The task » Leaving out every picture, quote the data below exactly as it appears.

[Dataset records on visual material]
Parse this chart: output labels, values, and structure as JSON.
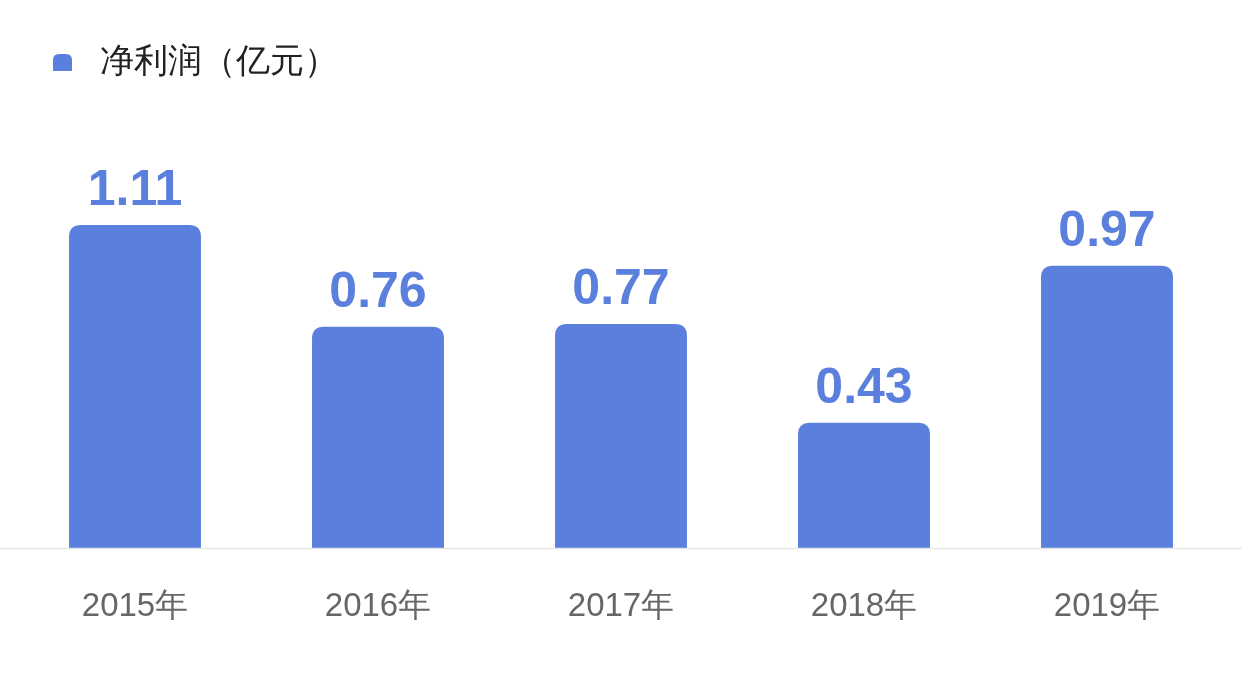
{
  "chart_data": {
    "type": "bar",
    "categories": [
      "2015年",
      "2016年",
      "2017年",
      "2018年",
      "2019年"
    ],
    "series": [
      {
        "name": "净利润（亿元）",
        "color": "#5a7fdc",
        "values": [
          1.11,
          0.76,
          0.77,
          0.43,
          0.97
        ]
      }
    ],
    "data_labels": true,
    "legend": "top left"
  }
}
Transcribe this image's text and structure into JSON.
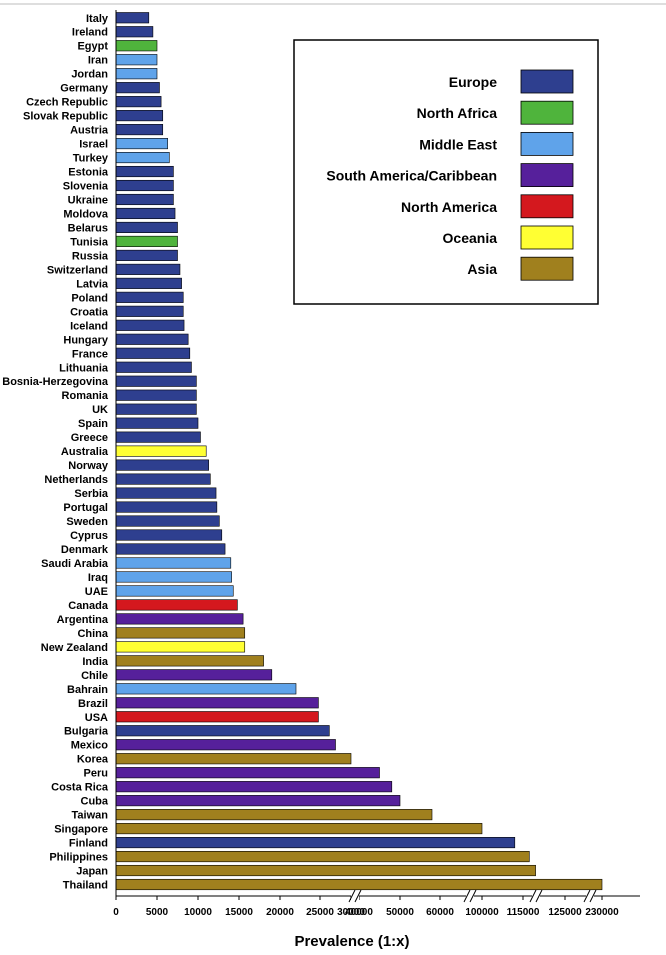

Solution to the exercise »
Parse this chart: output labels, values, and structure as JSON.
{
  "chart_data": {
    "type": "bar",
    "categories": [
      "2015年",
      "2016年",
      "2017年",
      "2018年",
      "2019年"
    ],
    "series": [
      {
        "name": "净利润（亿元）",
        "color": "#5a7fdc",
        "values": [
          1.11,
          0.76,
          0.77,
          0.43,
          0.97
        ]
      }
    ],
    "data_labels": true,
    "legend": "top left"
  }
}
Transcribe this image's text and structure into JSON.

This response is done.